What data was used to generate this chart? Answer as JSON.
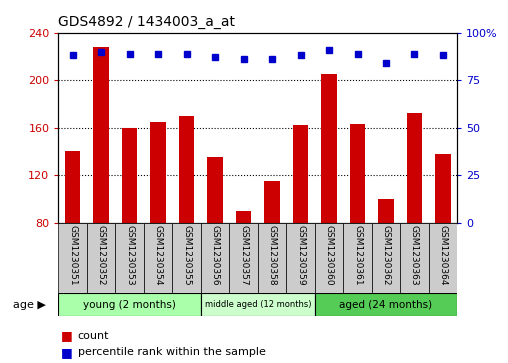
{
  "title": "GDS4892 / 1434003_a_at",
  "samples": [
    "GSM1230351",
    "GSM1230352",
    "GSM1230353",
    "GSM1230354",
    "GSM1230355",
    "GSM1230356",
    "GSM1230357",
    "GSM1230358",
    "GSM1230359",
    "GSM1230360",
    "GSM1230361",
    "GSM1230362",
    "GSM1230363",
    "GSM1230364"
  ],
  "counts": [
    140,
    228,
    160,
    165,
    170,
    135,
    90,
    115,
    162,
    205,
    163,
    100,
    172,
    138
  ],
  "percentiles": [
    88,
    90,
    89,
    89,
    89,
    87,
    86,
    86,
    88,
    91,
    89,
    84,
    89,
    88
  ],
  "groups": [
    {
      "label": "young (2 months)",
      "start": 0,
      "end": 5,
      "color": "#aaffaa"
    },
    {
      "label": "middle aged (12 months)",
      "start": 5,
      "end": 9,
      "color": "#ccffcc"
    },
    {
      "label": "aged (24 months)",
      "start": 9,
      "end": 14,
      "color": "#55cc55"
    }
  ],
  "ylim_left": [
    80,
    240
  ],
  "ylim_right": [
    0,
    100
  ],
  "yticks_left": [
    80,
    120,
    160,
    200,
    240
  ],
  "yticks_right": [
    0,
    25,
    50,
    75,
    100
  ],
  "ytick_labels_right": [
    "0",
    "25",
    "50",
    "75",
    "100%"
  ],
  "bar_color": "#cc0000",
  "dot_color": "#0000cc",
  "bg_color": "#ffffff",
  "tick_area_color": "#cccccc",
  "left_tick_color": "#cc0000",
  "right_tick_color": "#0000cc",
  "bar_bottom": 80
}
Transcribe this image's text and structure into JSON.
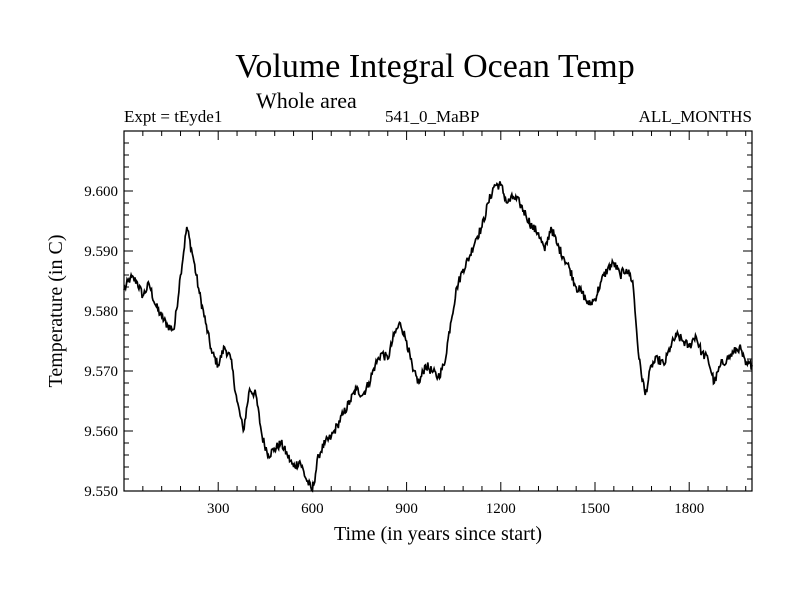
{
  "chart_data": {
    "type": "line",
    "title": "Volume Integral Ocean Temp",
    "subtitle": "Whole area",
    "experiment": "Expt = tEyde1",
    "run_label": "541_0_MaBP",
    "months_label": "ALL_MONTHS",
    "xlabel": "Time (in years since start)",
    "ylabel": "Temperature (in C)",
    "xlim": [
      0,
      2000
    ],
    "ylim": [
      9.55,
      9.61
    ],
    "xticks": [
      300,
      600,
      900,
      1200,
      1500,
      1800
    ],
    "xtick_labels": [
      "300",
      "600",
      "900",
      "1200",
      "1500",
      "1800"
    ],
    "yticks": [
      9.55,
      9.56,
      9.57,
      9.58,
      9.59,
      9.6
    ],
    "ytick_labels": [
      "9.550",
      "9.560",
      "9.570",
      "9.580",
      "9.590",
      "9.600"
    ],
    "series": [
      {
        "name": "Volume Integral Ocean Temp",
        "x": [
          0,
          20,
          40,
          60,
          80,
          100,
          120,
          140,
          160,
          180,
          200,
          220,
          240,
          260,
          280,
          300,
          320,
          340,
          360,
          380,
          400,
          420,
          440,
          460,
          480,
          500,
          520,
          540,
          560,
          580,
          600,
          620,
          640,
          660,
          680,
          700,
          720,
          740,
          760,
          780,
          800,
          820,
          840,
          860,
          880,
          900,
          920,
          940,
          960,
          980,
          1000,
          1020,
          1040,
          1060,
          1080,
          1100,
          1120,
          1140,
          1160,
          1180,
          1200,
          1220,
          1240,
          1260,
          1280,
          1300,
          1320,
          1340,
          1360,
          1380,
          1400,
          1420,
          1440,
          1460,
          1480,
          1500,
          1520,
          1540,
          1560,
          1580,
          1600,
          1620,
          1640,
          1660,
          1680,
          1700,
          1720,
          1740,
          1760,
          1780,
          1800,
          1820,
          1840,
          1860,
          1880,
          1900,
          1920,
          1940,
          1960,
          1980,
          2000
        ],
        "values": [
          9.5835,
          9.5855,
          9.585,
          9.5825,
          9.5845,
          9.581,
          9.579,
          9.5775,
          9.577,
          9.586,
          9.594,
          9.589,
          9.583,
          9.578,
          9.573,
          9.571,
          9.574,
          9.572,
          9.565,
          9.56,
          9.567,
          9.566,
          9.559,
          9.556,
          9.557,
          9.558,
          9.556,
          9.554,
          9.555,
          9.552,
          9.55,
          9.556,
          9.558,
          9.559,
          9.561,
          9.563,
          9.565,
          9.567,
          9.566,
          9.568,
          9.571,
          9.573,
          9.572,
          9.576,
          9.578,
          9.575,
          9.57,
          9.568,
          9.571,
          9.57,
          9.569,
          9.571,
          9.578,
          9.584,
          9.587,
          9.589,
          9.592,
          9.594,
          9.598,
          9.601,
          9.601,
          9.598,
          9.599,
          9.598,
          9.596,
          9.594,
          9.593,
          9.59,
          9.594,
          9.591,
          9.589,
          9.587,
          9.584,
          9.583,
          9.581,
          9.582,
          9.585,
          9.587,
          9.588,
          9.586,
          9.587,
          9.585,
          9.572,
          9.566,
          9.571,
          9.572,
          9.571,
          9.574,
          9.576,
          9.575,
          9.574,
          9.576,
          9.573,
          9.572,
          9.568,
          9.571,
          9.572,
          9.573,
          9.574,
          9.571,
          9.571
        ]
      }
    ]
  }
}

**GIVEN PROBLEM**
Transcribe the material as is, with images omitted.

**SOLUTION**
What data was used to generate this chart? Answer as JSON.
{
  "title": "GDS4892 / 1434003_a_at",
  "samples": [
    "GSM1230351",
    "GSM1230352",
    "GSM1230353",
    "GSM1230354",
    "GSM1230355",
    "GSM1230356",
    "GSM1230357",
    "GSM1230358",
    "GSM1230359",
    "GSM1230360",
    "GSM1230361",
    "GSM1230362",
    "GSM1230363",
    "GSM1230364"
  ],
  "counts": [
    140,
    228,
    160,
    165,
    170,
    135,
    90,
    115,
    162,
    205,
    163,
    100,
    172,
    138
  ],
  "percentiles": [
    88,
    90,
    89,
    89,
    89,
    87,
    86,
    86,
    88,
    91,
    89,
    84,
    89,
    88
  ],
  "groups": [
    {
      "label": "young (2 months)",
      "start": 0,
      "end": 5,
      "color": "#aaffaa"
    },
    {
      "label": "middle aged (12 months)",
      "start": 5,
      "end": 9,
      "color": "#ccffcc"
    },
    {
      "label": "aged (24 months)",
      "start": 9,
      "end": 14,
      "color": "#55cc55"
    }
  ],
  "ylim_left": [
    80,
    240
  ],
  "ylim_right": [
    0,
    100
  ],
  "yticks_left": [
    80,
    120,
    160,
    200,
    240
  ],
  "yticks_right": [
    0,
    25,
    50,
    75,
    100
  ],
  "ytick_labels_right": [
    "0",
    "25",
    "50",
    "75",
    "100%"
  ],
  "bar_color": "#cc0000",
  "dot_color": "#0000cc",
  "bg_color": "#ffffff",
  "tick_area_color": "#cccccc",
  "left_tick_color": "#cc0000",
  "right_tick_color": "#0000cc",
  "bar_bottom": 80
}
Transcribe this image's text and structure into JSON.
{
  "chart_data": {
    "type": "line",
    "title": "Volume Integral Ocean Temp",
    "subtitle": "Whole area",
    "experiment": "Expt = tEyde1",
    "run_label": "541_0_MaBP",
    "months_label": "ALL_MONTHS",
    "xlabel": "Time (in years since start)",
    "ylabel": "Temperature (in C)",
    "xlim": [
      0,
      2000
    ],
    "ylim": [
      9.55,
      9.61
    ],
    "xticks": [
      300,
      600,
      900,
      1200,
      1500,
      1800
    ],
    "xtick_labels": [
      "300",
      "600",
      "900",
      "1200",
      "1500",
      "1800"
    ],
    "yticks": [
      9.55,
      9.56,
      9.57,
      9.58,
      9.59,
      9.6
    ],
    "ytick_labels": [
      "9.550",
      "9.560",
      "9.570",
      "9.580",
      "9.590",
      "9.600"
    ],
    "series": [
      {
        "name": "Volume Integral Ocean Temp",
        "x": [
          0,
          20,
          40,
          60,
          80,
          100,
          120,
          140,
          160,
          180,
          200,
          220,
          240,
          260,
          280,
          300,
          320,
          340,
          360,
          380,
          400,
          420,
          440,
          460,
          480,
          500,
          520,
          540,
          560,
          580,
          600,
          620,
          640,
          660,
          680,
          700,
          720,
          740,
          760,
          780,
          800,
          820,
          840,
          860,
          880,
          900,
          920,
          940,
          960,
          980,
          1000,
          1020,
          1040,
          1060,
          1080,
          1100,
          1120,
          1140,
          1160,
          1180,
          1200,
          1220,
          1240,
          1260,
          1280,
          1300,
          1320,
          1340,
          1360,
          1380,
          1400,
          1420,
          1440,
          1460,
          1480,
          1500,
          1520,
          1540,
          1560,
          1580,
          1600,
          1620,
          1640,
          1660,
          1680,
          1700,
          1720,
          1740,
          1760,
          1780,
          1800,
          1820,
          1840,
          1860,
          1880,
          1900,
          1920,
          1940,
          1960,
          1980,
          2000
        ],
        "values": [
          9.5835,
          9.5855,
          9.585,
          9.5825,
          9.5845,
          9.581,
          9.579,
          9.5775,
          9.577,
          9.586,
          9.594,
          9.589,
          9.583,
          9.578,
          9.573,
          9.571,
          9.574,
          9.572,
          9.565,
          9.56,
          9.567,
          9.566,
          9.559,
          9.556,
          9.557,
          9.558,
          9.556,
          9.554,
          9.555,
          9.552,
          9.55,
          9.556,
          9.558,
          9.559,
          9.561,
          9.563,
          9.565,
          9.567,
          9.566,
          9.568,
          9.571,
          9.573,
          9.572,
          9.576,
          9.578,
          9.575,
          9.57,
          9.568,
          9.571,
          9.57,
          9.569,
          9.571,
          9.578,
          9.584,
          9.587,
          9.589,
          9.592,
          9.594,
          9.598,
          9.601,
          9.601,
          9.598,
          9.599,
          9.598,
          9.596,
          9.594,
          9.593,
          9.59,
          9.594,
          9.591,
          9.589,
          9.587,
          9.584,
          9.583,
          9.581,
          9.582,
          9.585,
          9.587,
          9.588,
          9.586,
          9.587,
          9.585,
          9.572,
          9.566,
          9.571,
          9.572,
          9.571,
          9.574,
          9.576,
          9.575,
          9.574,
          9.576,
          9.573,
          9.572,
          9.568,
          9.571,
          9.572,
          9.573,
          9.574,
          9.571,
          9.571
        ]
      }
    ]
  }
}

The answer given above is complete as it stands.